Art Deco Accommodations

Rand Tower Hotel, Minneapolis
Commissioned by local gas tycoon and World War I aviator Rufus Rand Jr., this 1929 high-rise is an ode to aviation, complete with bas-reliefs of wing-footed Mercuries carrying biplanes and terrazzo floors inlaid with golden compasses and stars. Transformed into a 270-room hotel last December, the Marriott Tribute Portfolio property still contains its showstopping lobby sculpture, Wings, by Oskar J.W. Hansen, the artist behind the sculptures on the Hoover Dam.

Holston House, Nashville
Opened in 2018 as part of Hyatt’s Unbound Collection, this 191-room hotel occupies a 1929 building designed by Nashville’s preeminent Deco architects, Marr & Holman. Originally the James Robertson Hotel and later converted into low-income housing, the building is one of several the firm created that are now listed on the National Register of Historic Places, including the grand U.S. Post Office building that today houses the Frist Art Museum.

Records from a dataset
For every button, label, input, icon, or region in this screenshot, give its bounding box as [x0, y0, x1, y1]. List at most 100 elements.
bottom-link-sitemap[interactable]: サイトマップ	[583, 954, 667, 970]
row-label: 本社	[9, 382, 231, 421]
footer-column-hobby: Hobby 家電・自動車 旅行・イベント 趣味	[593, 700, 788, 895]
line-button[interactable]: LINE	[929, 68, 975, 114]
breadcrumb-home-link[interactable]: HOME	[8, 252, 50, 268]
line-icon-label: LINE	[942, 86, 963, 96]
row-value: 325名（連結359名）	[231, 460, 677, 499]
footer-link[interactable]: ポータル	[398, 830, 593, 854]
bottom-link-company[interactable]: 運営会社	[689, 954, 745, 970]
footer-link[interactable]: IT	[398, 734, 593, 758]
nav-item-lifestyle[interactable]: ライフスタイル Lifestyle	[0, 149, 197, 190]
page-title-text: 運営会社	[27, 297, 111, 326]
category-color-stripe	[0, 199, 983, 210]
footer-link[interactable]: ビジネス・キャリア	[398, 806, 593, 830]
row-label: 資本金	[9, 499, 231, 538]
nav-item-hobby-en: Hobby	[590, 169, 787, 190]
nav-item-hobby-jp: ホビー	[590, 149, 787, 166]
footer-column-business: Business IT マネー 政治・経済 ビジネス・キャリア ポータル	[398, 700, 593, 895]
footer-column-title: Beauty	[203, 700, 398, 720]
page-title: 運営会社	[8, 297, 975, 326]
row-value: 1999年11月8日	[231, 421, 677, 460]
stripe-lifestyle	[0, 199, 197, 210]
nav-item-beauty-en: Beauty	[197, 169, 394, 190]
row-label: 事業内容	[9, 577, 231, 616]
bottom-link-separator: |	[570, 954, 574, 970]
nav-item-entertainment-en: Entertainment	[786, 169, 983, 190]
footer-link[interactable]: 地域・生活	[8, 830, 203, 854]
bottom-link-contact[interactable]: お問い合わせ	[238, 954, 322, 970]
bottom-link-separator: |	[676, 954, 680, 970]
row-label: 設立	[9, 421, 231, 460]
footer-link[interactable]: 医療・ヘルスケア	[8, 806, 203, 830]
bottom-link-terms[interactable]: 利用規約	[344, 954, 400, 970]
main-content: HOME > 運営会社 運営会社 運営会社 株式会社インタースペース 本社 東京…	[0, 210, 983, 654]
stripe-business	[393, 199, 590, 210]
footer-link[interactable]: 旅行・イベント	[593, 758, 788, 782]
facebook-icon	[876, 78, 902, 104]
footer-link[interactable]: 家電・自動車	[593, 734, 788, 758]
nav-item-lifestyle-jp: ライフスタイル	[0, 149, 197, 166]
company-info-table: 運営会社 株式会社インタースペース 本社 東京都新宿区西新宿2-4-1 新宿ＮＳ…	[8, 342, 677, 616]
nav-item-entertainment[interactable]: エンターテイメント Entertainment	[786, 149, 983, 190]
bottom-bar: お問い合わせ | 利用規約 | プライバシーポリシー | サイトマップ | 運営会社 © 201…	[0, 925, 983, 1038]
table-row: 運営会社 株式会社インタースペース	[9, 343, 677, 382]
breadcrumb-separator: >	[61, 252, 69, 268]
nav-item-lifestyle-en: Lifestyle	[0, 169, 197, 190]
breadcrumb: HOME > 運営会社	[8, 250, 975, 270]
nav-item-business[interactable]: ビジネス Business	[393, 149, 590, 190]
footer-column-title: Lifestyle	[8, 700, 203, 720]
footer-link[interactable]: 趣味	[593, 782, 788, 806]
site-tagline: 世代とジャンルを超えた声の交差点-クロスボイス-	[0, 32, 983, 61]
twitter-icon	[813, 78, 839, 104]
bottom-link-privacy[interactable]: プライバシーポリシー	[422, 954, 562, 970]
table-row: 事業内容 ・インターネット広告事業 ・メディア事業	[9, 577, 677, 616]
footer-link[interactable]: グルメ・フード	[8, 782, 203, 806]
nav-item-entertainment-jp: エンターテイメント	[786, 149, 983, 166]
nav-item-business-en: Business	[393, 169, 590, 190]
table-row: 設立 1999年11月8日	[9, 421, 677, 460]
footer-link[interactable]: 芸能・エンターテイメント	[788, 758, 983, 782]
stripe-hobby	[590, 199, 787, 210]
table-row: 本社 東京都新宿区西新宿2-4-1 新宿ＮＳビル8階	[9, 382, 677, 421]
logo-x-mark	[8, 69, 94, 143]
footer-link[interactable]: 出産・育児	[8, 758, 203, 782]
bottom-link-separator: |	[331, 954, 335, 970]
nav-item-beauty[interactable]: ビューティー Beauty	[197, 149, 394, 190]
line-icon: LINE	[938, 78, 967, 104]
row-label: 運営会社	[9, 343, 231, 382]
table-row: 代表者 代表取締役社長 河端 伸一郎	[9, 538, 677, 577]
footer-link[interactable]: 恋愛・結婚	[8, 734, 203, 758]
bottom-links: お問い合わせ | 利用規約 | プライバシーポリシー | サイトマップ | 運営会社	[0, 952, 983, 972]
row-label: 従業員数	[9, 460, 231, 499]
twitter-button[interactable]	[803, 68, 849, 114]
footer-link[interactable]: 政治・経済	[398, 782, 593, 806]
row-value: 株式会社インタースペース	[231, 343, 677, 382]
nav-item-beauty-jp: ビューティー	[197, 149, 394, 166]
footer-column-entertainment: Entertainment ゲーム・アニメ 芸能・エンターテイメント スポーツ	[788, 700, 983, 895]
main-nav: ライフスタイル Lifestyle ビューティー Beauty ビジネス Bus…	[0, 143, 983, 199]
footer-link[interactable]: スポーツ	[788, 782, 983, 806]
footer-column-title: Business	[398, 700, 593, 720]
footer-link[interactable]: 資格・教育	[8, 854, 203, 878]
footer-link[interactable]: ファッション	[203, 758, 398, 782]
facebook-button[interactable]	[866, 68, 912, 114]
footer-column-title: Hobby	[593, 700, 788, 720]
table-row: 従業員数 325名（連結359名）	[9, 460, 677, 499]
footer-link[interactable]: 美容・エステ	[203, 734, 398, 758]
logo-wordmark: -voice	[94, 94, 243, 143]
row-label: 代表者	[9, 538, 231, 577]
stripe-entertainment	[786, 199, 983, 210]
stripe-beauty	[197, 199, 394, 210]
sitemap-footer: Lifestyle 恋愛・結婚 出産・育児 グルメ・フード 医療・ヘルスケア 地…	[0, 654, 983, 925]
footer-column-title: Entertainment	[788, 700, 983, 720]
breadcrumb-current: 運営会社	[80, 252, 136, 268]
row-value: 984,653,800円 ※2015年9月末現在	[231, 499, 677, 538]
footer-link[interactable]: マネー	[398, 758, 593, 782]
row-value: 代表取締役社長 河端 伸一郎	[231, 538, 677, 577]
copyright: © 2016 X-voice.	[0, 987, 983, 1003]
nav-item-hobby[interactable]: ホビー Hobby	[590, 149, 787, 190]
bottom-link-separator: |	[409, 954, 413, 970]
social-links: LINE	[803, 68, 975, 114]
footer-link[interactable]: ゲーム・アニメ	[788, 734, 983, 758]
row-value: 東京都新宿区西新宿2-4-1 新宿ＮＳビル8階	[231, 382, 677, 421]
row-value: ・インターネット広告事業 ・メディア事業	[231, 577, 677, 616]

_Challenge 1_
Recast the paragraph in the Art Deco hotels text that begins "Opened in 2018" as a short bulleted list that keeps its main facts.
_Challenge 2_
List every person and architectural firm named in the Art Deco hotels text.

_Expected answer 1_
- Opened in 2018 as part of Hyatt's Unbound Collection
- A 191-room hotel in a 1929 building by Marr & Holman, Nashville's preeminent Deco architects
- Originally the James Robertson Hotel, later converted into low-income housing
- One of several buildings by the firm now on the National Register of Historic Places, along with the U.S. Post Office building that now houses the Frist Art Museum

_Expected answer 2_
- Rufus Rand Jr.
- Oskar J.W. Hansen
- Marr & Holman